_To do_
Repeat every record below exactly, leaving out the pictures.

=== Records for processing ===

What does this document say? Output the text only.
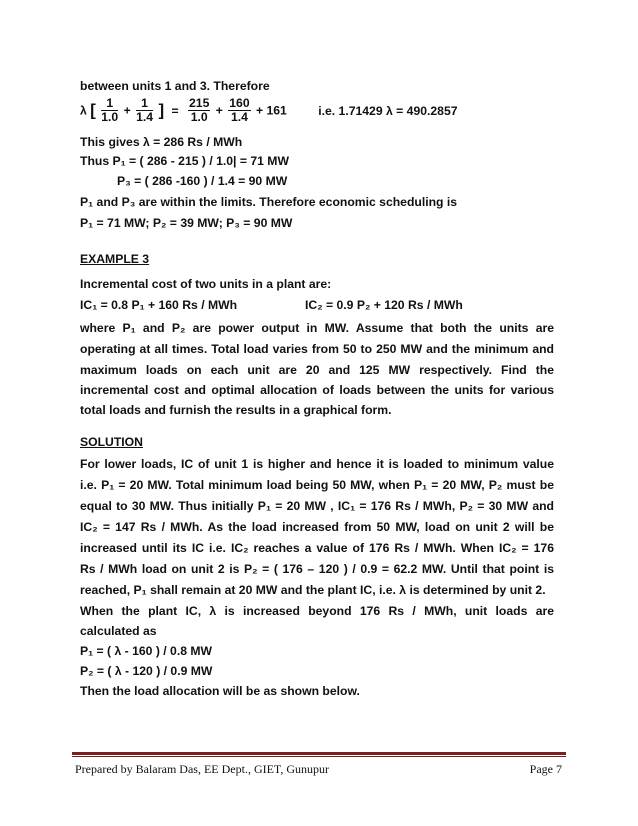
between units 1 and 3. Therefore
λ [ $\frac{1}{1.0} + \frac{1}{1.4}$ ] = $\frac{215}{1.0} + \frac{160}{1.4} + 161$	i.e. 1.71429 λ = 490.2857
This gives λ = 286 Rs / MWh
Thus P₁ = ( 286 - 215 ) / 1.0| = 71 MW
P₃ = ( 286 -160 ) / 1.4 = 90 MW
P₁ and P₃ are within the limits. Therefore economic scheduling is
P₁ = 71 MW; P₂ = 39 MW; P₃ = 90 MW
EXAMPLE 3
Incremental cost of two units in a plant are:
IC₁ = 0.8 P₁ + 160 Rs / MWh	IC₂ = 0.9 P₂ + 120 Rs / MWh
where P₁ and P₂ are power output in MW. Assume that both the units are
operating at all times. Total load varies from 50 to 250 MW and the minimum and
maximum loads on each unit are 20 and 125 MW respectively. Find the
incremental cost and optimal allocation of loads between the units for various
total loads and furnish the results in a graphical form.
SOLUTION
For lower loads, IC of unit 1 is higher and hence it is loaded to minimum value
i.e. P₁ = 20 MW. Total minimum load being 50 MW, when P₁ = 20 MW, P₂ must be
equal to 30 MW. Thus initially P₁ = 20 MW , IC₁ = 176 Rs / MWh, P₂ = 30 MW and
IC₂ = 147 Rs / MWh. As the load increased from 50 MW, load on unit 2 will be
increased until its IC i.e. IC₂ reaches a value of 176 Rs / MWh. When IC₂ = 176
Rs / MWh load on unit 2 is P₂ = ( 176 – 120 ) / 0.9 = 62.2 MW. Until that point is
reached, P₁ shall remain at 20 MW and the plant IC, i.e. λ is determined by unit 2.
When the plant IC, λ is increased beyond 176 Rs / MWh, unit loads are
calculated as
P₁ = ( λ - 160 ) / 0.8 MW
P₂ = ( λ - 120 ) / 0.9 MW
Then the load allocation will be as shown below.
Prepared by Balaram Das, EE Dept., GIET, Gunupur	Page 7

===

_Worked solution_
What does this document say? Output the text only.
between units 1 and 3. Therefore
λ [ $\frac{1}{1.0} + \frac{1}{1.4}$ ] = $\frac{215}{1.0} + \frac{160}{1.4} + 161$	i.e. 1.71429 λ = 490.2857
This gives λ = 286 Rs / MWh
Thus P₁ = ( 286 - 215 ) / 1.0| = 71 MW
P₃ = ( 286 -160 ) / 1.4 = 90 MW
P₁ and P₃ are within the limits. Therefore economic scheduling is
P₁ = 71 MW; P₂ = 39 MW; P₃ = 90 MW
EXAMPLE 3
Incremental cost of two units in a plant are:
IC₁ = 0.8 P₁ + 160 Rs / MWh	IC₂ = 0.9 P₂ + 120 Rs / MWh
where P₁ and P₂ are power output in MW. Assume that both the units are
operating at all times. Total load varies from 50 to 250 MW and the minimum and
maximum loads on each unit are 20 and 125 MW respectively. Find the
incremental cost and optimal allocation of loads between the units for various
total loads and furnish the results in a graphical form.
SOLUTION
For lower loads, IC of unit 1 is higher and hence it is loaded to minimum value
i.e. P₁ = 20 MW. Total minimum load being 50 MW, when P₁ = 20 MW, P₂ must be
equal to 30 MW. Thus initially P₁ = 20 MW , IC₁ = 176 Rs / MWh, P₂ = 30 MW and
IC₂ = 147 Rs / MWh. As the load increased from 50 MW, load on unit 2 will be
increased until its IC i.e. IC₂ reaches a value of 176 Rs / MWh. When IC₂ = 176
Rs / MWh load on unit 2 is P₂ = ( 176 – 120 ) / 0.9 = 62.2 MW. Until that point is
reached, P₁ shall remain at 20 MW and the plant IC, i.e. λ is determined by unit 2.
When the plant IC, λ is increased beyond 176 Rs / MWh, unit loads are
calculated as
P₁ = ( λ - 160 ) / 0.8 MW
P₂ = ( λ - 120 ) / 0.9 MW
Then the load allocation will be as shown below.
Prepared by Balaram Das, EE Dept., GIET, Gunupur	Page 7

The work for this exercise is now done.